Directions: Reproduce each record below exactly as written.

━━━━━ Data shown

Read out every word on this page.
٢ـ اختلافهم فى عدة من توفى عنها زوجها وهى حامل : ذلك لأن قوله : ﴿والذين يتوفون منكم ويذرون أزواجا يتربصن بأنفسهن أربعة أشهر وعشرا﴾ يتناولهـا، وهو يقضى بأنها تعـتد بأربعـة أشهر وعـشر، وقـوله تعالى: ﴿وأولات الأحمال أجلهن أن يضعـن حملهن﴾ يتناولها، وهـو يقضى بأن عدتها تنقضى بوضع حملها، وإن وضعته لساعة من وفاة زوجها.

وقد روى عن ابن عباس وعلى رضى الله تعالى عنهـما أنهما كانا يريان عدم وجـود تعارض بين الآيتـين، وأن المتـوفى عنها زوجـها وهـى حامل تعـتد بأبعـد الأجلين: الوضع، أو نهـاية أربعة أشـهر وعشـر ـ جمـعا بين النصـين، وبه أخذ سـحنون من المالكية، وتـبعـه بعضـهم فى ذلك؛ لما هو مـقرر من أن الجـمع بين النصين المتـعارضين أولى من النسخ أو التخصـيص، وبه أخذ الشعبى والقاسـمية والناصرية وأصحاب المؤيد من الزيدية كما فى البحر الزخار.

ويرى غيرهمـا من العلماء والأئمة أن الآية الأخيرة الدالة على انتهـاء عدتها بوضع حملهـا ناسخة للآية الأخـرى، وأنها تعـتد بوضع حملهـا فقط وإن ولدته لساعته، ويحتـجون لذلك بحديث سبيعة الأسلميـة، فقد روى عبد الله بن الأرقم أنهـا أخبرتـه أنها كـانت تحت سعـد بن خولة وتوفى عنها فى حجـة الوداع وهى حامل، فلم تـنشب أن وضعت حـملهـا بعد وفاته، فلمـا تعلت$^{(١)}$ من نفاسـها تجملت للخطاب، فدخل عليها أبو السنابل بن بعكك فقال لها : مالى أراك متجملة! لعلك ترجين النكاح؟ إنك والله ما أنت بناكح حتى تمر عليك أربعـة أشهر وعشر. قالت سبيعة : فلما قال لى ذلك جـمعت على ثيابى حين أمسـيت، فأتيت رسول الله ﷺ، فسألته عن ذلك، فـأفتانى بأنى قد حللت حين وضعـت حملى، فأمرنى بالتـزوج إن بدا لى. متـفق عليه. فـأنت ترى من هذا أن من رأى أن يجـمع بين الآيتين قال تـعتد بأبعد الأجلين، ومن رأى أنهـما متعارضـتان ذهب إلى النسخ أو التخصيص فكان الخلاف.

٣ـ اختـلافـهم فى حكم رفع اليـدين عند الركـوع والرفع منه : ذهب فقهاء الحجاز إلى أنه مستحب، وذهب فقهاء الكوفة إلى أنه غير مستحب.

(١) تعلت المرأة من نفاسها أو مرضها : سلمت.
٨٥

━━━━━━━━━━

Solved exercise:
Read out every word on this page.
٢ـ اختلافهم فى عدة من توفى عنها زوجها وهى حامل : ذلك لأن قوله : ﴿والذين يتوفون منكم ويذرون أزواجا يتربصن بأنفسهن أربعة أشهر وعشرا﴾ يتناولهـا، وهو يقضى بأنها تعـتد بأربعـة أشهر وعـشر، وقـوله تعالى: ﴿وأولات الأحمال أجلهن أن يضعـن حملهن﴾ يتناولها، وهـو يقضى بأن عدتها تنقضى بوضع حملها، وإن وضعته لساعة من وفاة زوجها.

وقد روى عن ابن عباس وعلى رضى الله تعالى عنهـما أنهما كانا يريان عدم وجـود تعارض بين الآيتـين، وأن المتـوفى عنها زوجـها وهـى حامل تعـتد بأبعـد الأجلين: الوضع، أو نهـاية أربعة أشـهر وعشـر ـ جمـعا بين النصـين، وبه أخذ سـحنون من المالكية، وتـبعـه بعضـهم فى ذلك؛ لما هو مـقرر من أن الجـمع بين النصين المتـعارضين أولى من النسخ أو التخصـيص، وبه أخذ الشعبى والقاسـمية والناصرية وأصحاب المؤيد من الزيدية كما فى البحر الزخار.

ويرى غيرهمـا من العلماء والأئمة أن الآية الأخيرة الدالة على انتهـاء عدتها بوضع حملهـا ناسخة للآية الأخـرى، وأنها تعـتد بوضع حملهـا فقط وإن ولدته لساعته، ويحتـجون لذلك بحديث سبيعة الأسلميـة، فقد روى عبد الله بن الأرقم أنهـا أخبرتـه أنها كـانت تحت سعـد بن خولة وتوفى عنها فى حجـة الوداع وهى حامل، فلم تـنشب أن وضعت حـملهـا بعد وفاته، فلمـا تعلت$^{(١)}$ من نفاسـها تجملت للخطاب، فدخل عليها أبو السنابل بن بعكك فقال لها : مالى أراك متجملة! لعلك ترجين النكاح؟ إنك والله ما أنت بناكح حتى تمر عليك أربعـة أشهر وعشر. قالت سبيعة : فلما قال لى ذلك جـمعت على ثيابى حين أمسـيت، فأتيت رسول الله ﷺ، فسألته عن ذلك، فـأفتانى بأنى قد حللت حين وضعـت حملى، فأمرنى بالتـزوج إن بدا لى. متـفق عليه. فـأنت ترى من هذا أن من رأى أن يجـمع بين الآيتين قال تـعتد بأبعد الأجلين، ومن رأى أنهـما متعارضـتان ذهب إلى النسخ أو التخصيص فكان الخلاف.

٣ـ اختـلافـهم فى حكم رفع اليـدين عند الركـوع والرفع منه : ذهب فقهاء الحجاز إلى أنه مستحب، وذهب فقهاء الكوفة إلى أنه غير مستحب.

(١) تعلت المرأة من نفاسها أو مرضها : سلمت.
٨٥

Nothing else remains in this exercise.